## Begin

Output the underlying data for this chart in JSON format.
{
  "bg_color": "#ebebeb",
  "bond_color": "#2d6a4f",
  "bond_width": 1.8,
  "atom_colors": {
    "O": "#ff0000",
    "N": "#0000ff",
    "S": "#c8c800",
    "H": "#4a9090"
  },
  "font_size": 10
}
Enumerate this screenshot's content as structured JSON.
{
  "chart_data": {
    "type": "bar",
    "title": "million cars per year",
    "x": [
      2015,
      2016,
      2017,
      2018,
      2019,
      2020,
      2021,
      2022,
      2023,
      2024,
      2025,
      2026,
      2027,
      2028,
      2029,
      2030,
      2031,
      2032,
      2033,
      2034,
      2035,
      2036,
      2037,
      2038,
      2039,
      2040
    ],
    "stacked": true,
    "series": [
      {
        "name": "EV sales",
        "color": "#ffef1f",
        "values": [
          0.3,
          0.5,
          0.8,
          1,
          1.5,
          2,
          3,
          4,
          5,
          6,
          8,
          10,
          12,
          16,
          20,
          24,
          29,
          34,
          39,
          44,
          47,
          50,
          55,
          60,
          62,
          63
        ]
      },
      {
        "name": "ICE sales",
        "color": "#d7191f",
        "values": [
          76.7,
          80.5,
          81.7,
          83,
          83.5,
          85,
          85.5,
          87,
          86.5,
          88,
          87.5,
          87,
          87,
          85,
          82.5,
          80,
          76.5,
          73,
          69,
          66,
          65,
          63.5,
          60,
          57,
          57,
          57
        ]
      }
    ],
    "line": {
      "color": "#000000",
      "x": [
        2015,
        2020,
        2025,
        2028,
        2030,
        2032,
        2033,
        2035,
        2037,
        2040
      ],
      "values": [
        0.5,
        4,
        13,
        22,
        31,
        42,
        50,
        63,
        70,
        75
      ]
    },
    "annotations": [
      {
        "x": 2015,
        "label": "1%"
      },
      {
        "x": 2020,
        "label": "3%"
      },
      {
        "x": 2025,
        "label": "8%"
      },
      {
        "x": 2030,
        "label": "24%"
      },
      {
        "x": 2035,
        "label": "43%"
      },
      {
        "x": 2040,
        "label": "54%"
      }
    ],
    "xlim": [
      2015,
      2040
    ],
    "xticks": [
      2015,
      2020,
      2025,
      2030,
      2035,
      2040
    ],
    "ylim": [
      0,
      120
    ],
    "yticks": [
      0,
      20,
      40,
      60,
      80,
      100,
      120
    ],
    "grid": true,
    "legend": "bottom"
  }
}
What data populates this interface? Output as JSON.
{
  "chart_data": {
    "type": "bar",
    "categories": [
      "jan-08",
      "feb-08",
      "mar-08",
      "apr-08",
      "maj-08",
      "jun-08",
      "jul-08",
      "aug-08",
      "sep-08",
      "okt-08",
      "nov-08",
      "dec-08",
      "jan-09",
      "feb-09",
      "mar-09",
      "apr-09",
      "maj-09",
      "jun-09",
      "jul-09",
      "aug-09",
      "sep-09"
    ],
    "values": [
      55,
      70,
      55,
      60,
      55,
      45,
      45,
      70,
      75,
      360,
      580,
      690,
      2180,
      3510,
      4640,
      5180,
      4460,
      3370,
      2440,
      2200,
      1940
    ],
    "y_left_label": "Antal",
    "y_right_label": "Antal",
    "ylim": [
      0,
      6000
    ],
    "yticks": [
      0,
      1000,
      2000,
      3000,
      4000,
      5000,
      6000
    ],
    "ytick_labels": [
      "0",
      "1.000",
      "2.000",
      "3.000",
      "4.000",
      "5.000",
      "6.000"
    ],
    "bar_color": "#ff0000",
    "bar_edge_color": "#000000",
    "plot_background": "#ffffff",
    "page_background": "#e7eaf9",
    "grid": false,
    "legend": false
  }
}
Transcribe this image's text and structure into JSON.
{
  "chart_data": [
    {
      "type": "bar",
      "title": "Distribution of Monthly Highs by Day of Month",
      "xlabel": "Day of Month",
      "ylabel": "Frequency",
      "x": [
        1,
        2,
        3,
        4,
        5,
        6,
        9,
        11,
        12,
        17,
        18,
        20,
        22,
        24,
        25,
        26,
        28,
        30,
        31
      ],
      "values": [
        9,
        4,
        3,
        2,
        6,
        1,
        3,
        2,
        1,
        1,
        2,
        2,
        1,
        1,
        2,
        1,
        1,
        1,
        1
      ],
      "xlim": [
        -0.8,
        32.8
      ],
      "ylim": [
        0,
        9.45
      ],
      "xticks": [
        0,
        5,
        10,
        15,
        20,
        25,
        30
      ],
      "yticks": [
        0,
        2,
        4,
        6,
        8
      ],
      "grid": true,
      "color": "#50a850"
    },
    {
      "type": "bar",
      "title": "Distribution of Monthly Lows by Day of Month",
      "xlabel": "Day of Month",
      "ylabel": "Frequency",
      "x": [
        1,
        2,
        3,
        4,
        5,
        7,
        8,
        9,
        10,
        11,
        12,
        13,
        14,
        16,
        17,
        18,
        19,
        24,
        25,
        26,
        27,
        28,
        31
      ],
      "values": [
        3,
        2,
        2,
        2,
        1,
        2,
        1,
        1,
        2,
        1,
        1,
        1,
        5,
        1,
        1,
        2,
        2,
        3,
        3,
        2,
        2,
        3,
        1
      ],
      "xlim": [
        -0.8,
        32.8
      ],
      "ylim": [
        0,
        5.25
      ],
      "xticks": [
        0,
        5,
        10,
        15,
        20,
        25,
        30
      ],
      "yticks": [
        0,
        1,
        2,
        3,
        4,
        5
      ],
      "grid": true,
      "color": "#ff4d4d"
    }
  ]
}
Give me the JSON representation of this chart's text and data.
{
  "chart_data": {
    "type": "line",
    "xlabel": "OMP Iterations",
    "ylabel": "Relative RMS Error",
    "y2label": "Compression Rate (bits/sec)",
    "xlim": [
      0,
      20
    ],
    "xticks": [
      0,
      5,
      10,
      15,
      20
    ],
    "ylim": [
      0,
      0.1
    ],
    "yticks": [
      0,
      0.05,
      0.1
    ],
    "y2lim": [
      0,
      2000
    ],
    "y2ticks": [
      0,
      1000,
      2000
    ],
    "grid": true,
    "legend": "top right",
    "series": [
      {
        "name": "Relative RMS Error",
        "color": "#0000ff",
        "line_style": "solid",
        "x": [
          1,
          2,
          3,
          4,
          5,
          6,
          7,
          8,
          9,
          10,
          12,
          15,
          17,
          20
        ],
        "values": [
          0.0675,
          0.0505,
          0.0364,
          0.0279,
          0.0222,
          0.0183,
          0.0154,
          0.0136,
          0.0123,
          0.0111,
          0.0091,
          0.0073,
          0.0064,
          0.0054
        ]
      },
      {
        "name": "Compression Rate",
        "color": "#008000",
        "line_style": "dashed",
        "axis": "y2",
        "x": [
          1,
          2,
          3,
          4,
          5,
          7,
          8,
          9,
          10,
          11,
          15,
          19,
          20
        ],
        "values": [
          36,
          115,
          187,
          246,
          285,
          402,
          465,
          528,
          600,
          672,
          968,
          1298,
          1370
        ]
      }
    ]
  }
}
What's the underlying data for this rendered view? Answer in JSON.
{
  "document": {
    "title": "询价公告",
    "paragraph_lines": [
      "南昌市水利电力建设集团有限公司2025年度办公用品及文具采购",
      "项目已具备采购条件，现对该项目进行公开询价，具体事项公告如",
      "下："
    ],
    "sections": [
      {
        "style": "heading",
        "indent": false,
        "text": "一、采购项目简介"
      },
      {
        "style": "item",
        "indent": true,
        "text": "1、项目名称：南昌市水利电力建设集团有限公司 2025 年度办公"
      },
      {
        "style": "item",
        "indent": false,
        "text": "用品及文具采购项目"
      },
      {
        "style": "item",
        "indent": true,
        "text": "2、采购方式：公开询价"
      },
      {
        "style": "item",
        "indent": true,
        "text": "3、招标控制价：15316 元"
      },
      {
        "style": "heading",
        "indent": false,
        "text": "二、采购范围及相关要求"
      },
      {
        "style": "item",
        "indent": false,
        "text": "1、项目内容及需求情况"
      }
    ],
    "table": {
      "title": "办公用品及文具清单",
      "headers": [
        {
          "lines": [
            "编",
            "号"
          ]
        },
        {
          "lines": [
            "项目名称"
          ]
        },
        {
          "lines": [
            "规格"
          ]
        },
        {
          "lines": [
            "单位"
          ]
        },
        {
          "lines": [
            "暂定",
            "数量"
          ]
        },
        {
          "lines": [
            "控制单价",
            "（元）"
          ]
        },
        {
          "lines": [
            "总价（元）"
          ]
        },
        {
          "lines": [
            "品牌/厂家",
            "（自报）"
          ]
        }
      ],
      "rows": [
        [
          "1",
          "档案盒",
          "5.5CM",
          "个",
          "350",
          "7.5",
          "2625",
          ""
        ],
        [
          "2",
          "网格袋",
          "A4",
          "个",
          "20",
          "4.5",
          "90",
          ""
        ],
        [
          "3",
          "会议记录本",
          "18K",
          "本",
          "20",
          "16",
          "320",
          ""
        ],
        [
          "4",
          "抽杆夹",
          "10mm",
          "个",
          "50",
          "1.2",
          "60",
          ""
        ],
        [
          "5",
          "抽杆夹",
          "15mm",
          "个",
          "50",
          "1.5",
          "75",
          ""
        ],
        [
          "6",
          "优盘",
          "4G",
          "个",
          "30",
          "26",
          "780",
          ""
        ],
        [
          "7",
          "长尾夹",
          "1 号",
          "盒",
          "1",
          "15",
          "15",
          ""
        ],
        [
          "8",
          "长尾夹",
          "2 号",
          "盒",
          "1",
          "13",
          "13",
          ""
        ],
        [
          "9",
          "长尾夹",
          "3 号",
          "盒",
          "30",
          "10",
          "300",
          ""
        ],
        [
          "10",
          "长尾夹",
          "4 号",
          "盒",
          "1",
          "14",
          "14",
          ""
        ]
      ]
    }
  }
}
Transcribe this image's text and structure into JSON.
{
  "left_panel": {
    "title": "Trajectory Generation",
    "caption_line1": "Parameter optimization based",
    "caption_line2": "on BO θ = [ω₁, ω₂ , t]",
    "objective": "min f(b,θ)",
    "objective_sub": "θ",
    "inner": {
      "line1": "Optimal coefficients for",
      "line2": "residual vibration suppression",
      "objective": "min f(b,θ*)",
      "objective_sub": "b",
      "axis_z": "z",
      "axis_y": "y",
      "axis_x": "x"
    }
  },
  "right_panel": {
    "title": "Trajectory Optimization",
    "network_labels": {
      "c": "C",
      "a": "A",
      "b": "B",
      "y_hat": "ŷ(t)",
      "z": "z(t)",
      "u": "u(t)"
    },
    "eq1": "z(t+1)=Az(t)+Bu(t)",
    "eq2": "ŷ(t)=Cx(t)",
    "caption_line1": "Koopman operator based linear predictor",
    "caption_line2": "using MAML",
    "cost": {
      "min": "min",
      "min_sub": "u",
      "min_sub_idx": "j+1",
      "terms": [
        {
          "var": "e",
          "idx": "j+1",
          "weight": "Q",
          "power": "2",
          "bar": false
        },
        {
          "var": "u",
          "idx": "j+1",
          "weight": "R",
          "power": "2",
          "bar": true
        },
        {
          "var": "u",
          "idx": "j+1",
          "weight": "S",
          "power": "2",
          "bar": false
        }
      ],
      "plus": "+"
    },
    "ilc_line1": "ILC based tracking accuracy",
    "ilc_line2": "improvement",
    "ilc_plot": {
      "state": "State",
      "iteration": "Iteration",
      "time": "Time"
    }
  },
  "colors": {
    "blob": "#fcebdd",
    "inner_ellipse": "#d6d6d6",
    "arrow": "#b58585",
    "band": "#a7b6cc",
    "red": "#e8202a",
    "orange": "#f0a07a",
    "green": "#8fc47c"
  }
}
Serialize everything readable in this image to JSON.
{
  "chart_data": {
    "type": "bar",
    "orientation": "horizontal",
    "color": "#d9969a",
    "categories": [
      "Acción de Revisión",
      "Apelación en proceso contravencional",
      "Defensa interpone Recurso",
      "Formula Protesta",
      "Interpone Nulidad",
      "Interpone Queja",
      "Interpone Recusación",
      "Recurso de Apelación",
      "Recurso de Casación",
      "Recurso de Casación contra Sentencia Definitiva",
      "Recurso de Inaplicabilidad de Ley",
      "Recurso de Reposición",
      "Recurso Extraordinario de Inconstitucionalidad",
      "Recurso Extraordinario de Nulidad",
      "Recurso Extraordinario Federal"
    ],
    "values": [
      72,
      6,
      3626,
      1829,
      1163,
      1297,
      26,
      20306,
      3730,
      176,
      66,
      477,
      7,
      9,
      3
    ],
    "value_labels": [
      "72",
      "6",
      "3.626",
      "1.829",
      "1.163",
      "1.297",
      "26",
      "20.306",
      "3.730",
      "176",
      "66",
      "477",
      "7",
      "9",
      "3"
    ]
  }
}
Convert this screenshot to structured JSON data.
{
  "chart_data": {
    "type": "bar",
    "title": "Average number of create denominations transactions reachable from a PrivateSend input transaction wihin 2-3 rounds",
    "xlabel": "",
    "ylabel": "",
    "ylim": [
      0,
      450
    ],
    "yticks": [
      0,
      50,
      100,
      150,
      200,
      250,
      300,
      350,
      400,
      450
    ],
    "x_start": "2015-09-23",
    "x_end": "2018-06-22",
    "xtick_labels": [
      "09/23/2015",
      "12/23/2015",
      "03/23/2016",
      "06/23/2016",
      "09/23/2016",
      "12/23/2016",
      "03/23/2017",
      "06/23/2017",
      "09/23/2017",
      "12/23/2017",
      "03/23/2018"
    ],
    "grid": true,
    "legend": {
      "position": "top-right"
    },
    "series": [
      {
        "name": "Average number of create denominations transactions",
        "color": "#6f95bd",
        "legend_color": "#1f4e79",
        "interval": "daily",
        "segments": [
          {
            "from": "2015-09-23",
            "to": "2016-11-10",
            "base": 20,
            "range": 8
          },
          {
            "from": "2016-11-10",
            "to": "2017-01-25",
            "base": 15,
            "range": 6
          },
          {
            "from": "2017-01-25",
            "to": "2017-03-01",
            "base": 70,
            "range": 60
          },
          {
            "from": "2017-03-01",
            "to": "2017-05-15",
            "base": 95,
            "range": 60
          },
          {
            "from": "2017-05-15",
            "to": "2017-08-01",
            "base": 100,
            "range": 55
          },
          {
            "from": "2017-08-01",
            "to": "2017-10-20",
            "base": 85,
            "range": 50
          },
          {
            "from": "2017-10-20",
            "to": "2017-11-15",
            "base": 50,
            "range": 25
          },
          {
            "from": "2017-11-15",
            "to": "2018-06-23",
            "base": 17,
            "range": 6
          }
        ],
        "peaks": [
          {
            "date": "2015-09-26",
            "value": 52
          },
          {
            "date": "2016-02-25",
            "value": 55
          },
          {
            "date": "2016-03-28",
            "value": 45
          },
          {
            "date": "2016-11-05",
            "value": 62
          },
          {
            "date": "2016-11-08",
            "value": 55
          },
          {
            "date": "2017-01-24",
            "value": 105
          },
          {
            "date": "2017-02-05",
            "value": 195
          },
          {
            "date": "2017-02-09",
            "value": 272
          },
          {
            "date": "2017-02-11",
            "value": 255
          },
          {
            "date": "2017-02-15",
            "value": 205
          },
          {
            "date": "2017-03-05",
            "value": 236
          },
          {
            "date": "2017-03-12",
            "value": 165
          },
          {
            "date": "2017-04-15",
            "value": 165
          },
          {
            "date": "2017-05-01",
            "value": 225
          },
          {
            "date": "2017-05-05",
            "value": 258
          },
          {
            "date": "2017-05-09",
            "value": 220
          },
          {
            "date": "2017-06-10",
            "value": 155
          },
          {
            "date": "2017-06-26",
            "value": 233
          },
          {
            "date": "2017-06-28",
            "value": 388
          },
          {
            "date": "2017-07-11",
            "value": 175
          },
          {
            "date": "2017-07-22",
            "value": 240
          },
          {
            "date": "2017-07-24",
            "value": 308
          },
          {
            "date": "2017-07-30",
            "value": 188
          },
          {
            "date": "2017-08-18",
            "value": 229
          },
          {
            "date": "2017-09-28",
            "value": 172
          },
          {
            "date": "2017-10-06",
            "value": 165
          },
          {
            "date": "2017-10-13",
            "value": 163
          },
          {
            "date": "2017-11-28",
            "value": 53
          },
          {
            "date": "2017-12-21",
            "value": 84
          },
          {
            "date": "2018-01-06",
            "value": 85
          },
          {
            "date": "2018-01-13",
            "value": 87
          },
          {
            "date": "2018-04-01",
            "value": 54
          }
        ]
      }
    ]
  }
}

## End

## TASK GOAL
Select all lines in the listing above where the word "structured" appears, and show them.

## RESULT BELOW
Enumerate this screenshot's content as structured JSON.
Convert this screenshot to structured JSON data.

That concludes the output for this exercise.